:: Stated exercise ::
Look for the string "color" in every line, and copy each line that has it.

##########

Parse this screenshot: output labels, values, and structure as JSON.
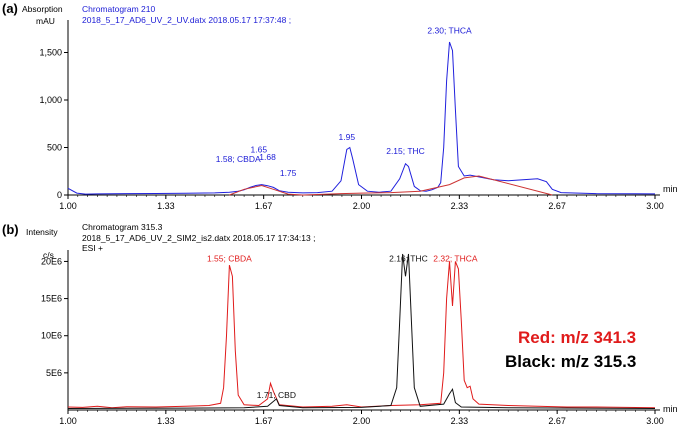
{
  "chart_data": [
    {
      "type": "line",
      "panel_label": "(a)",
      "ylabel": "Absorption",
      "title": "Chromatogram 210",
      "subtitle": "2018_5_17_AD6_UV_2_UV.datx 2018.05.17 17:37:48 ;",
      "y_unit": "mAU",
      "xlabel": "min",
      "xlim": [
        1.0,
        3.0
      ],
      "ylim": [
        0,
        1800
      ],
      "x_ticks": [
        "1.00",
        "1.33",
        "1.67",
        "2.00",
        "2.33",
        "2.67",
        "3.00"
      ],
      "y_ticks": [
        {
          "value": 0,
          "label": "0"
        },
        {
          "value": 500,
          "label": "500"
        },
        {
          "value": 1000,
          "label": "1,000"
        },
        {
          "value": 1500,
          "label": "1,500"
        }
      ],
      "series": [
        {
          "color": "#2020dd",
          "points": [
            [
              1.0,
              70
            ],
            [
              1.03,
              20
            ],
            [
              1.06,
              10
            ],
            [
              1.1,
              12
            ],
            [
              1.2,
              15
            ],
            [
              1.3,
              16
            ],
            [
              1.4,
              18
            ],
            [
              1.5,
              22
            ],
            [
              1.55,
              30
            ],
            [
              1.58,
              40
            ],
            [
              1.6,
              55
            ],
            [
              1.62,
              80
            ],
            [
              1.64,
              100
            ],
            [
              1.66,
              110
            ],
            [
              1.68,
              98
            ],
            [
              1.7,
              80
            ],
            [
              1.72,
              45
            ],
            [
              1.75,
              28
            ],
            [
              1.8,
              22
            ],
            [
              1.85,
              25
            ],
            [
              1.9,
              40
            ],
            [
              1.93,
              150
            ],
            [
              1.95,
              480
            ],
            [
              1.96,
              500
            ],
            [
              1.97,
              380
            ],
            [
              1.99,
              110
            ],
            [
              2.02,
              40
            ],
            [
              2.06,
              30
            ],
            [
              2.1,
              40
            ],
            [
              2.13,
              170
            ],
            [
              2.15,
              330
            ],
            [
              2.16,
              300
            ],
            [
              2.18,
              90
            ],
            [
              2.2,
              45
            ],
            [
              2.22,
              40
            ],
            [
              2.24,
              55
            ],
            [
              2.26,
              80
            ],
            [
              2.27,
              130
            ],
            [
              2.28,
              500
            ],
            [
              2.29,
              1200
            ],
            [
              2.3,
              1610
            ],
            [
              2.31,
              1520
            ],
            [
              2.32,
              900
            ],
            [
              2.33,
              300
            ],
            [
              2.35,
              200
            ],
            [
              2.37,
              210
            ],
            [
              2.4,
              190
            ],
            [
              2.45,
              160
            ],
            [
              2.5,
              150
            ],
            [
              2.55,
              160
            ],
            [
              2.6,
              170
            ],
            [
              2.63,
              140
            ],
            [
              2.65,
              60
            ],
            [
              2.68,
              25
            ],
            [
              2.8,
              15
            ],
            [
              3.0,
              12
            ]
          ]
        },
        {
          "color": "#cc3333",
          "points": [
            [
              1.55,
              0
            ],
            [
              1.6,
              60
            ],
            [
              1.66,
              100
            ],
            [
              1.7,
              60
            ],
            [
              1.75,
              10
            ],
            [
              1.8,
              0
            ],
            [
              1.93,
              15
            ],
            [
              2.0,
              20
            ],
            [
              2.1,
              25
            ],
            [
              2.2,
              40
            ],
            [
              2.3,
              110
            ],
            [
              2.35,
              180
            ],
            [
              2.4,
              200
            ],
            [
              2.65,
              0
            ]
          ]
        }
      ],
      "peak_labels": [
        {
          "x": 1.58,
          "y": 350,
          "label": "1.58; CBDA"
        },
        {
          "x": 1.65,
          "y": 450,
          "label": "1.65"
        },
        {
          "x": 1.68,
          "y": 370,
          "label": "1.68"
        },
        {
          "x": 1.75,
          "y": 200,
          "label": "1.75"
        },
        {
          "x": 1.95,
          "y": 580,
          "label": "1.95"
        },
        {
          "x": 2.15,
          "y": 430,
          "label": "2.15; THC"
        },
        {
          "x": 2.3,
          "y": 1700,
          "label": "2.30; THCA"
        }
      ]
    },
    {
      "type": "line",
      "panel_label": "(b)",
      "ylabel": "Intensity",
      "title": "Chromatogram 315.3",
      "subtitle": "2018_5_17_AD6_UV_2_SIM2_is2.datx 2018.05.17 17:34:13 ;",
      "subtitle2": "ESI +",
      "y_unit": "c/s",
      "xlabel": "min",
      "xlim": [
        1.0,
        3.0
      ],
      "ylim": [
        0,
        21000000
      ],
      "x_ticks": [
        "1.00",
        "1.33",
        "1.67",
        "2.00",
        "2.33",
        "2.67",
        "3.00"
      ],
      "y_ticks": [
        {
          "value": 5000000,
          "label": "5E6"
        },
        {
          "value": 10000000,
          "label": "10E6"
        },
        {
          "value": 15000000,
          "label": "15E6"
        },
        {
          "value": 20000000,
          "label": "20E6"
        }
      ],
      "series": [
        {
          "name": "Red: m/z 341.3",
          "color": "#e01b1b",
          "points": [
            [
              1.0,
              400000
            ],
            [
              1.05,
              350000
            ],
            [
              1.1,
              500000
            ],
            [
              1.15,
              300000
            ],
            [
              1.2,
              450000
            ],
            [
              1.3,
              400000
            ],
            [
              1.4,
              500000
            ],
            [
              1.48,
              600000
            ],
            [
              1.52,
              900000
            ],
            [
              1.53,
              3000000
            ],
            [
              1.54,
              10000000
            ],
            [
              1.55,
              19500000
            ],
            [
              1.56,
              18000000
            ],
            [
              1.57,
              8000000
            ],
            [
              1.58,
              2000000
            ],
            [
              1.6,
              700000
            ],
            [
              1.65,
              600000
            ],
            [
              1.68,
              1500000
            ],
            [
              1.69,
              3600000
            ],
            [
              1.7,
              2500000
            ],
            [
              1.72,
              700000
            ],
            [
              1.8,
              400000
            ],
            [
              1.9,
              500000
            ],
            [
              1.95,
              700000
            ],
            [
              2.0,
              400000
            ],
            [
              2.1,
              600000
            ],
            [
              2.2,
              700000
            ],
            [
              2.27,
              900000
            ],
            [
              2.28,
              5000000
            ],
            [
              2.29,
              15000000
            ],
            [
              2.3,
              20000000
            ],
            [
              2.31,
              14000000
            ],
            [
              2.32,
              20000000
            ],
            [
              2.33,
              19000000
            ],
            [
              2.34,
              12000000
            ],
            [
              2.35,
              4000000
            ],
            [
              2.36,
              3000000
            ],
            [
              2.37,
              3200000
            ],
            [
              2.38,
              1500000
            ],
            [
              2.4,
              800000
            ],
            [
              2.5,
              600000
            ],
            [
              2.6,
              500000
            ],
            [
              2.7,
              400000
            ],
            [
              2.8,
              400000
            ],
            [
              2.9,
              350000
            ],
            [
              3.0,
              300000
            ]
          ]
        },
        {
          "name": "Black: m/z 315.3",
          "color": "#111111",
          "points": [
            [
              1.0,
              200000
            ],
            [
              1.4,
              250000
            ],
            [
              1.6,
              300000
            ],
            [
              1.68,
              500000
            ],
            [
              1.71,
              1500000
            ],
            [
              1.72,
              600000
            ],
            [
              1.8,
              300000
            ],
            [
              2.0,
              350000
            ],
            [
              2.1,
              600000
            ],
            [
              2.12,
              3000000
            ],
            [
              2.13,
              12000000
            ],
            [
              2.14,
              21000000
            ],
            [
              2.15,
              18000000
            ],
            [
              2.16,
              21000000
            ],
            [
              2.17,
              12000000
            ],
            [
              2.18,
              3000000
            ],
            [
              2.2,
              500000
            ],
            [
              2.28,
              800000
            ],
            [
              2.3,
              2200000
            ],
            [
              2.31,
              2800000
            ],
            [
              2.32,
              1000000
            ],
            [
              2.34,
              400000
            ],
            [
              2.5,
              300000
            ],
            [
              3.0,
              200000
            ]
          ]
        }
      ],
      "peak_labels": [
        {
          "x": 1.55,
          "y": 20000000,
          "label": "1.55; CBDA",
          "color": "#e01b1b"
        },
        {
          "x": 1.71,
          "y": 1600000,
          "label": "1.71; CBD",
          "color": "#111111"
        },
        {
          "x": 2.16,
          "y": 20000000,
          "label": "2.16; THC",
          "color": "#111111"
        },
        {
          "x": 2.32,
          "y": 20000000,
          "label": "2.32; THCA",
          "color": "#e01b1b"
        }
      ],
      "legend": [
        "Red: m/z 341.3",
        "Black: m/z 315.3"
      ]
    }
  ]
}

##########

:: Written answer ::
          "color": "#2020dd",
          "color": "#cc3333",
          "color": "#e01b1b",
          "color": "#111111",
          "color": "#e01b1b"
          "color": "#111111"
          "color": "#111111"
          "color": "#e01b1b"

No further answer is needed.